» The exercise:
Reproduce the material word for word; the images stay out.

» Records to use:
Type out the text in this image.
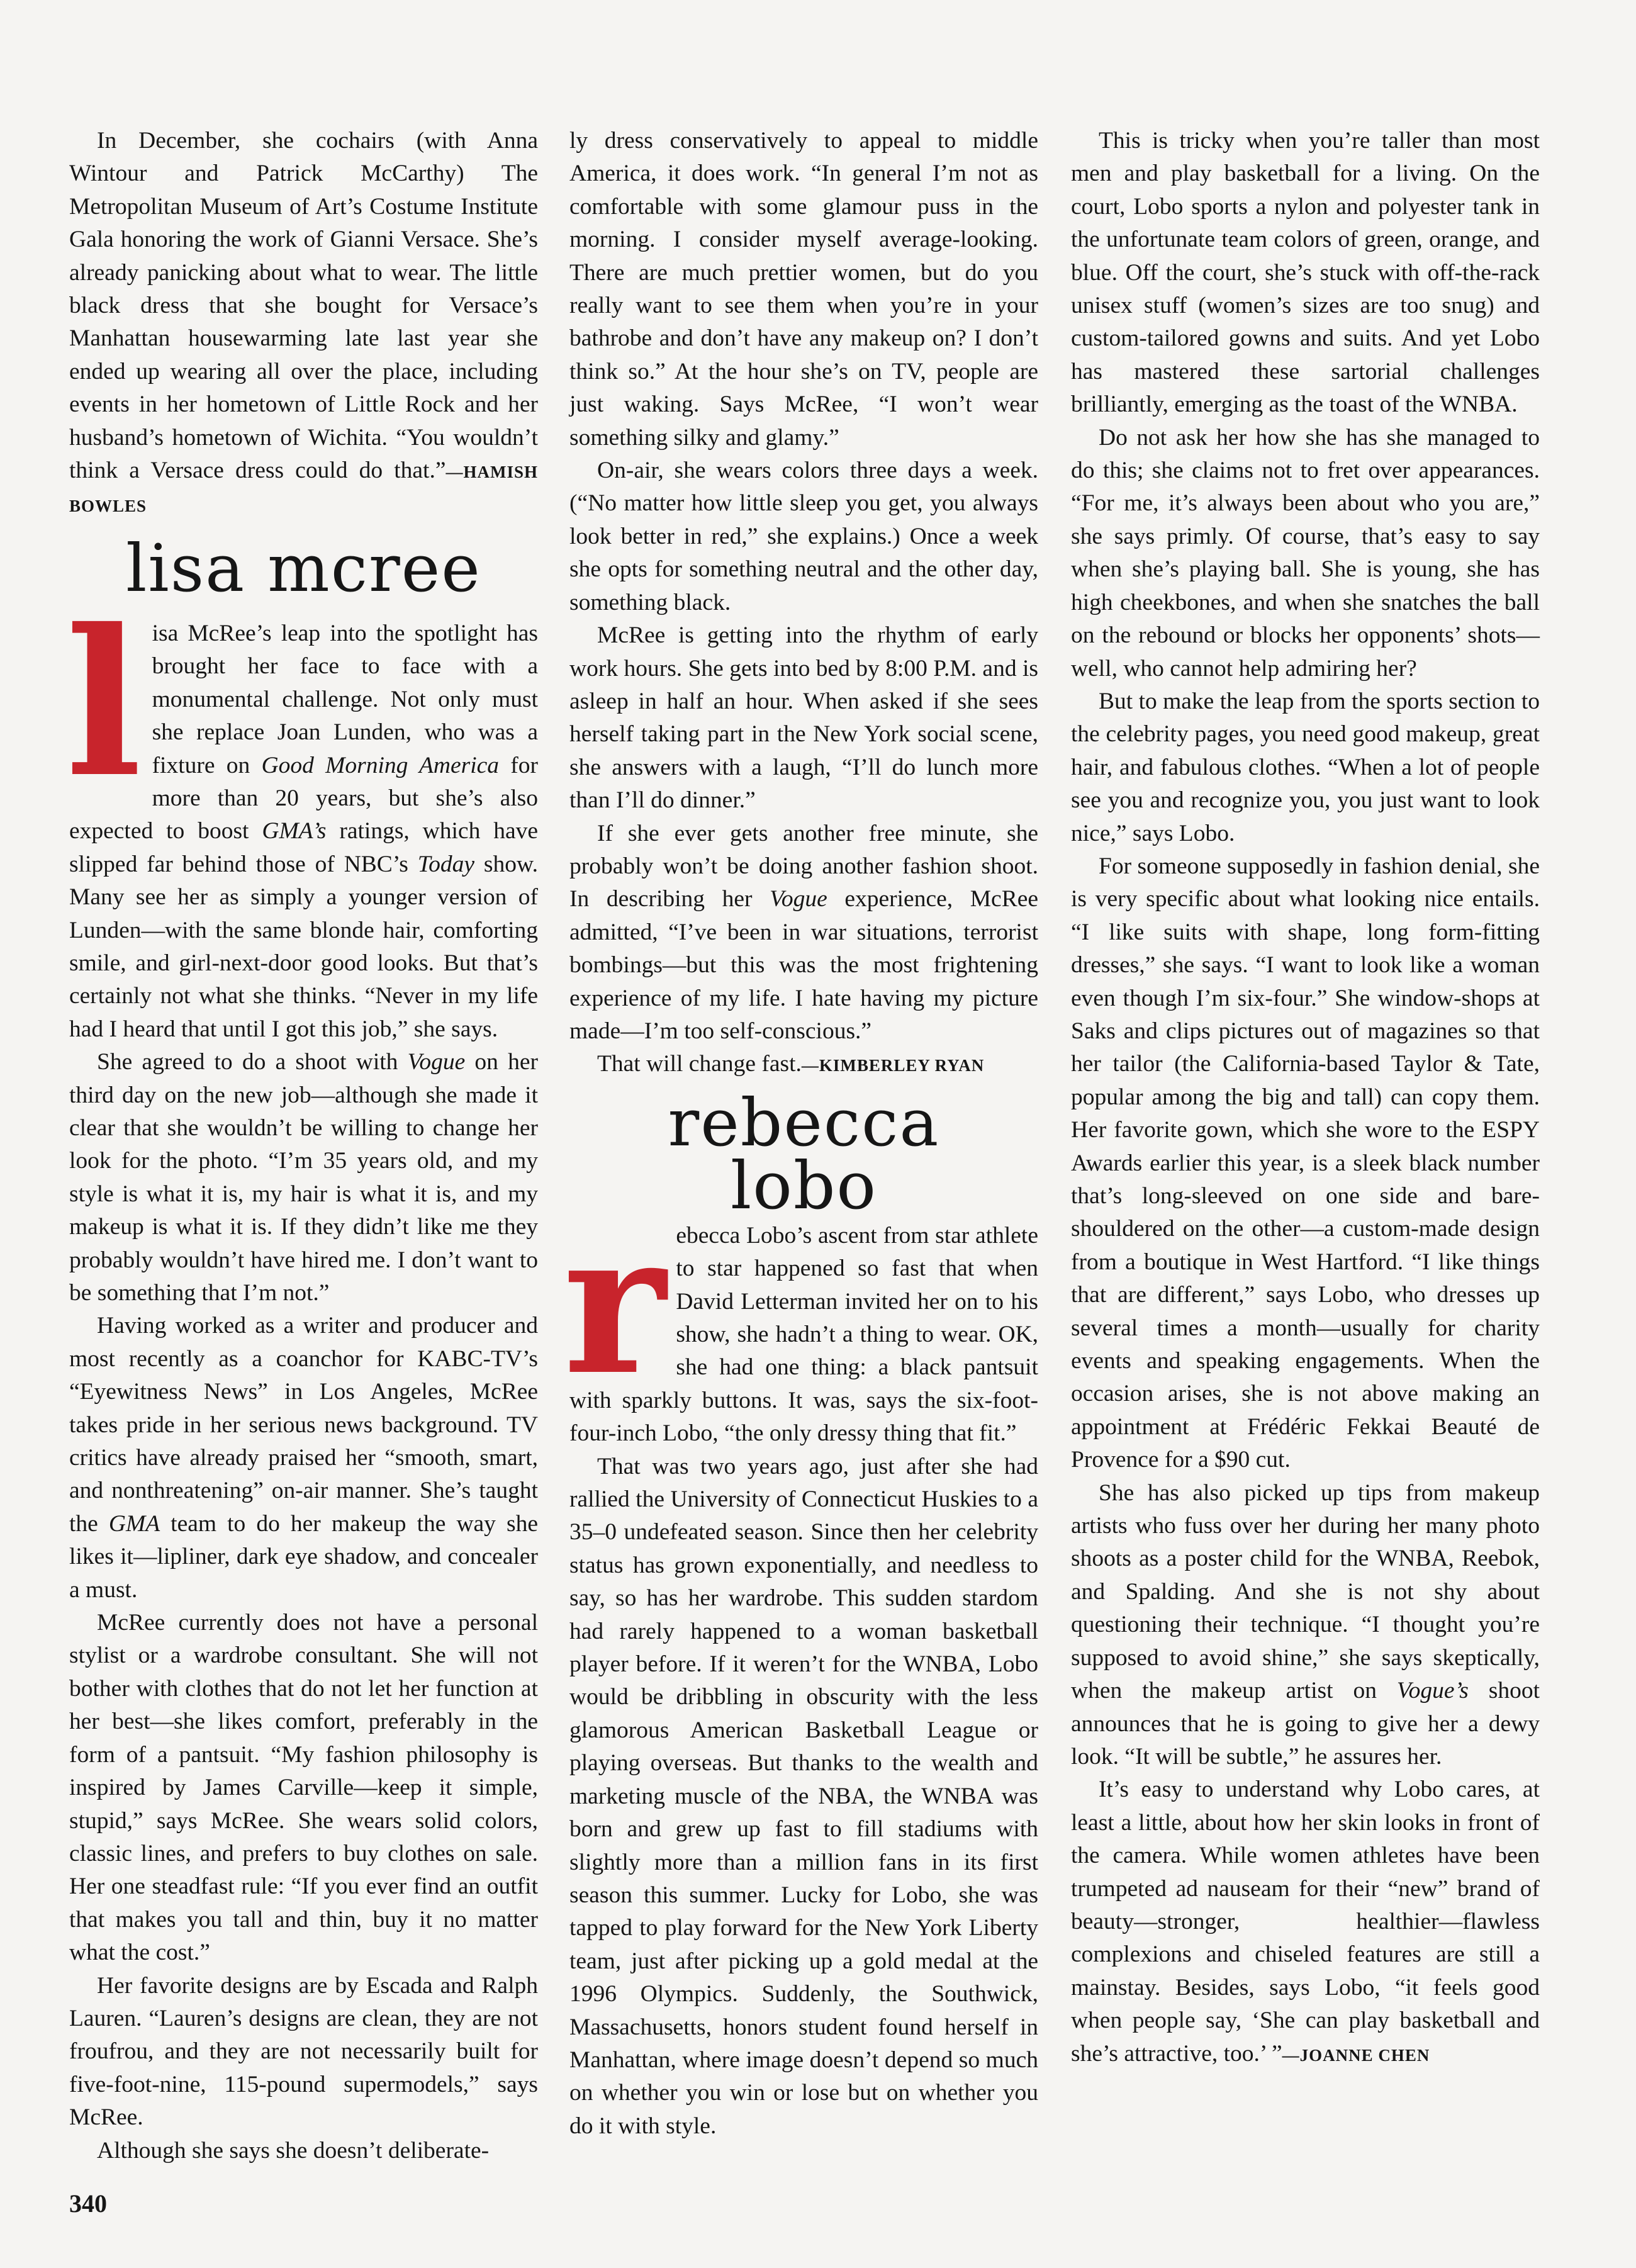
In December, she cochairs (with Anna Wintour and Patrick McCarthy) The Metropolitan Museum of Art’s Costume Institute Gala honoring the work of Gianni Versace. She’s already panicking about what to wear. The little black dress that she bought for Versace’s Manhattan housewarming late last year she ended up wearing all over the place, including events in her hometown of Little Rock and her husband’s hometown of Wichita. “You wouldn’t think a Versace dress could do that.”—HAMISH BOWLES

lisa mcree

lisa McRee’s leap into the spotlight has brought her face to face with a monumental challenge. Not only must she replace Joan Lunden, who was a fixture on Good Morning America for more than 20 years, but she’s also expected to boost GMA’s ratings, which have slipped far behind those of NBC’s Today show. Many see her as simply a younger version of Lunden—with the same blonde hair, comforting smile, and girl-next-door good looks. But that’s certainly not what she thinks. “Never in my life had I heard that until I got this job,” she says.

She agreed to do a shoot with Vogue on her third day on the new job—although she made it clear that she wouldn’t be willing to change her look for the photo. “I’m 35 years old, and my style is what it is, my hair is what it is, and my makeup is what it is. If they didn’t like me they probably wouldn’t have hired me. I don’t want to be something that I’m not.”

Having worked as a writer and producer and most recently as a coanchor for KABC-TV’s “Eyewitness News” in Los Angeles, McRee takes pride in her serious news background. TV critics have already praised her “smooth, smart, and nonthreatening” on-air manner. She’s taught the GMA team to do her makeup the way she likes it—lipliner, dark eye shadow, and concealer a must.

McRee currently does not have a personal stylist or a wardrobe consultant. She will not bother with clothes that do not let her function at her best—she likes comfort, preferably in the form of a pantsuit. “My fashion philosophy is inspired by James Carville—keep it simple, stupid,” says McRee. She wears solid colors, classic lines, and prefers to buy clothes on sale. Her one steadfast rule: “If you ever find an outfit that makes you tall and thin, buy it no matter what the cost.”

Her favorite designs are by Escada and Ralph Lauren. “Lauren’s designs are clean, they are not froufrou, and they are not necessarily built for five-foot-nine, 115-pound supermodels,” says McRee.

Although she says she doesn’t deliberate-

ly dress conservatively to appeal to middle America, it does work. “In general I’m not as comfortable with some glamour puss in the morning. I consider myself average-looking. There are much prettier women, but do you really want to see them when you’re in your bathrobe and don’t have any makeup on? I don’t think so.” At the hour she’s on TV, people are just waking. Says McRee, “I won’t wear something silky and glamy.”

On-air, she wears colors three days a week. (“No matter how little sleep you get, you always look better in red,” she explains.) Once a week she opts for something neutral and the other day, something black.

McRee is getting into the rhythm of early work hours. She gets into bed by 8:00 P.M. and is asleep in half an hour. When asked if she sees herself taking part in the New York social scene, she answers with a laugh, “I’ll do lunch more than I’ll do dinner.”

If she ever gets another free minute, she probably won’t be doing another fashion shoot. In describing her Vogue experience, McRee admitted, “I’ve been in war situations, terrorist bombings—but this was the most frightening experience of my life. I hate having my picture made—I’m too self-conscious.”

That will change fast.—KIMBERLEY RYAN

rebecca
lobo

rebecca Lobo’s ascent from star athlete to star happened so fast that when David Letterman invited her on to his show, she hadn’t a thing to wear. OK, she had one thing: a black pantsuit with sparkly buttons. It was, says the six-foot-four-inch Lobo, “the only dressy thing that fit.”

That was two years ago, just after she had rallied the University of Connecticut Huskies to a 35–0 undefeated season. Since then her celebrity status has grown exponentially, and needless to say, so has her wardrobe. This sudden stardom had rarely happened to a woman basketball player before. If it weren’t for the WNBA, Lobo would be dribbling in obscurity with the less glamorous American Basketball League or playing overseas. But thanks to the wealth and marketing muscle of the NBA, the WNBA was born and grew up fast to fill stadiums with slightly more than a million fans in its first season this summer. Lucky for Lobo, she was tapped to play forward for the New York Liberty team, just after picking up a gold medal at the 1996 Olympics. Suddenly, the Southwick, Massachusetts, honors student found herself in Manhattan, where image doesn’t depend so much on whether you win or lose but on whether you do it with style.

This is tricky when you’re taller than most men and play basketball for a living. On the court, Lobo sports a nylon and polyester tank in the unfortunate team colors of green, orange, and blue. Off the court, she’s stuck with off-the-rack unisex stuff (women’s sizes are too snug) and custom-tailored gowns and suits. And yet Lobo has mastered these sartorial challenges brilliantly, emerging as the toast of the WNBA.

Do not ask her how she has she managed to do this; she claims not to fret over appearances. “For me, it’s always been about who you are,” she says primly. Of course, that’s easy to say when she’s playing ball. She is young, she has high cheekbones, and when she snatches the ball on the rebound or blocks her opponents’ shots—well, who cannot help admiring her?

But to make the leap from the sports section to the celebrity pages, you need good makeup, great hair, and fabulous clothes. “When a lot of people see you and recognize you, you just want to look nice,” says Lobo.

For someone supposedly in fashion denial, she is very specific about what looking nice entails. “I like suits with shape, long form-fitting dresses,” she says. “I want to look like a woman even though I’m six-four.” She window-shops at Saks and clips pictures out of magazines so that her tailor (the California-based Taylor & Tate, popular among the big and tall) can copy them. Her favorite gown, which she wore to the ESPY Awards earlier this year, is a sleek black number that’s long-sleeved on one side and bare-shouldered on the other—a custom-made design from a boutique in West Hartford. “I like things that are different,” says Lobo, who dresses up several times a month—usually for charity events and speaking engagements. When the occasion arises, she is not above making an appointment at Frédéric Fekkai Beauté de Provence for a $90 cut.

She has also picked up tips from makeup artists who fuss over her during her many photo shoots as a poster child for the WNBA, Reebok, and Spalding. And she is not shy about questioning their technique. “I thought you’re supposed to avoid shine,” she says skeptically, when the makeup artist on Vogue’s shoot announces that he is going to give her a dewy look. “It will be subtle,” he assures her.

It’s easy to understand why Lobo cares, at least a little, about how her skin looks in front of the camera. While women athletes have been trumpeted ad nauseam for their “new” brand of beauty—stronger, healthier—flawless complexions and chiseled features are still a mainstay. Besides, says Lobo, “it feels good when people say, ‘She can play basketball and she’s attractive, too.’ ”—JOANNE CHEN

340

» Reply to the task:
Type out the text in this image.
In December, she cochairs (with Anna Wintour and Patrick McCarthy) The Metropolitan Museum of Art’s Costume Institute Gala honoring the work of Gianni Versace. She’s already panicking about what to wear. The little black dress that she bought for Versace’s Manhattan housewarming late last year she ended up wearing all over the place, including events in her hometown of Little Rock and her husband’s hometown of Wichita. “You wouldn’t think a Versace dress could do that.”—HAMISH BOWLES

lisa mcree

lisa McRee’s leap into the spotlight has brought her face to face with a monumental challenge. Not only must she replace Joan Lunden, who was a fixture on Good Morning America for more than 20 years, but she’s also expected to boost GMA’s ratings, which have slipped far behind those of NBC’s Today show. Many see her as simply a younger version of Lunden—with the same blonde hair, comforting smile, and girl-next-door good looks. But that’s certainly not what she thinks. “Never in my life had I heard that until I got this job,” she says.

She agreed to do a shoot with Vogue on her third day on the new job—although she made it clear that she wouldn’t be willing to change her look for the photo. “I’m 35 years old, and my style is what it is, my hair is what it is, and my makeup is what it is. If they didn’t like me they probably wouldn’t have hired me. I don’t want to be something that I’m not.”

Having worked as a writer and producer and most recently as a coanchor for KABC-TV’s “Eyewitness News” in Los Angeles, McRee takes pride in her serious news background. TV critics have already praised her “smooth, smart, and nonthreatening” on-air manner. She’s taught the GMA team to do her makeup the way she likes it—lipliner, dark eye shadow, and concealer a must.

McRee currently does not have a personal stylist or a wardrobe consultant. She will not bother with clothes that do not let her function at her best—she likes comfort, preferably in the form of a pantsuit. “My fashion philosophy is inspired by James Carville—keep it simple, stupid,” says McRee. She wears solid colors, classic lines, and prefers to buy clothes on sale. Her one steadfast rule: “If you ever find an outfit that makes you tall and thin, buy it no matter what the cost.”

Her favorite designs are by Escada and Ralph Lauren. “Lauren’s designs are clean, they are not froufrou, and they are not necessarily built for five-foot-nine, 115-pound supermodels,” says McRee.

Although she says she doesn’t deliberate-

ly dress conservatively to appeal to middle America, it does work. “In general I’m not as comfortable with some glamour puss in the morning. I consider myself average-looking. There are much prettier women, but do you really want to see them when you’re in your bathrobe and don’t have any makeup on? I don’t think so.” At the hour she’s on TV, people are just waking. Says McRee, “I won’t wear something silky and glamy.”

On-air, she wears colors three days a week. (“No matter how little sleep you get, you always look better in red,” she explains.) Once a week she opts for something neutral and the other day, something black.

McRee is getting into the rhythm of early work hours. She gets into bed by 8:00 P.M. and is asleep in half an hour. When asked if she sees herself taking part in the New York social scene, she answers with a laugh, “I’ll do lunch more than I’ll do dinner.”

If she ever gets another free minute, she probably won’t be doing another fashion shoot. In describing her Vogue experience, McRee admitted, “I’ve been in war situations, terrorist bombings—but this was the most frightening experience of my life. I hate having my picture made—I’m too self-conscious.”

That will change fast.—KIMBERLEY RYAN

rebecca
lobo

rebecca Lobo’s ascent from star athlete to star happened so fast that when David Letterman invited her on to his show, she hadn’t a thing to wear. OK, she had one thing: a black pantsuit with sparkly buttons. It was, says the six-foot-four-inch Lobo, “the only dressy thing that fit.”

That was two years ago, just after she had rallied the University of Connecticut Huskies to a 35–0 undefeated season. Since then her celebrity status has grown exponentially, and needless to say, so has her wardrobe. This sudden stardom had rarely happened to a woman basketball player before. If it weren’t for the WNBA, Lobo would be dribbling in obscurity with the less glamorous American Basketball League or playing overseas. But thanks to the wealth and marketing muscle of the NBA, the WNBA was born and grew up fast to fill stadiums with slightly more than a million fans in its first season this summer. Lucky for Lobo, she was tapped to play forward for the New York Liberty team, just after picking up a gold medal at the 1996 Olympics. Suddenly, the Southwick, Massachusetts, honors student found herself in Manhattan, where image doesn’t depend so much on whether you win or lose but on whether you do it with style.

This is tricky when you’re taller than most men and play basketball for a living. On the court, Lobo sports a nylon and polyester tank in the unfortunate team colors of green, orange, and blue. Off the court, she’s stuck with off-the-rack unisex stuff (women’s sizes are too snug) and custom-tailored gowns and suits. And yet Lobo has mastered these sartorial challenges brilliantly, emerging as the toast of the WNBA.

Do not ask her how she has she managed to do this; she claims not to fret over appearances. “For me, it’s always been about who you are,” she says primly. Of course, that’s easy to say when she’s playing ball. She is young, she has high cheekbones, and when she snatches the ball on the rebound or blocks her opponents’ shots—well, who cannot help admiring her?

But to make the leap from the sports section to the celebrity pages, you need good makeup, great hair, and fabulous clothes. “When a lot of people see you and recognize you, you just want to look nice,” says Lobo.

For someone supposedly in fashion denial, she is very specific about what looking nice entails. “I like suits with shape, long form-fitting dresses,” she says. “I want to look like a woman even though I’m six-four.” She window-shops at Saks and clips pictures out of magazines so that her tailor (the California-based Taylor & Tate, popular among the big and tall) can copy them. Her favorite gown, which she wore to the ESPY Awards earlier this year, is a sleek black number that’s long-sleeved on one side and bare-shouldered on the other—a custom-made design from a boutique in West Hartford. “I like things that are different,” says Lobo, who dresses up several times a month—usually for charity events and speaking engagements. When the occasion arises, she is not above making an appointment at Frédéric Fekkai Beauté de Provence for a $90 cut.

She has also picked up tips from makeup artists who fuss over her during her many photo shoots as a poster child for the WNBA, Reebok, and Spalding. And she is not shy about questioning their technique. “I thought you’re supposed to avoid shine,” she says skeptically, when the makeup artist on Vogue’s shoot announces that he is going to give her a dewy look. “It will be subtle,” he assures her.

It’s easy to understand why Lobo cares, at least a little, about how her skin looks in front of the camera. While women athletes have been trumpeted ad nauseam for their “new” brand of beauty—stronger, healthier—flawless complexions and chiseled features are still a mainstay. Besides, says Lobo, “it feels good when people say, ‘She can play basketball and she’s attractive, too.’ ”—JOANNE CHEN

340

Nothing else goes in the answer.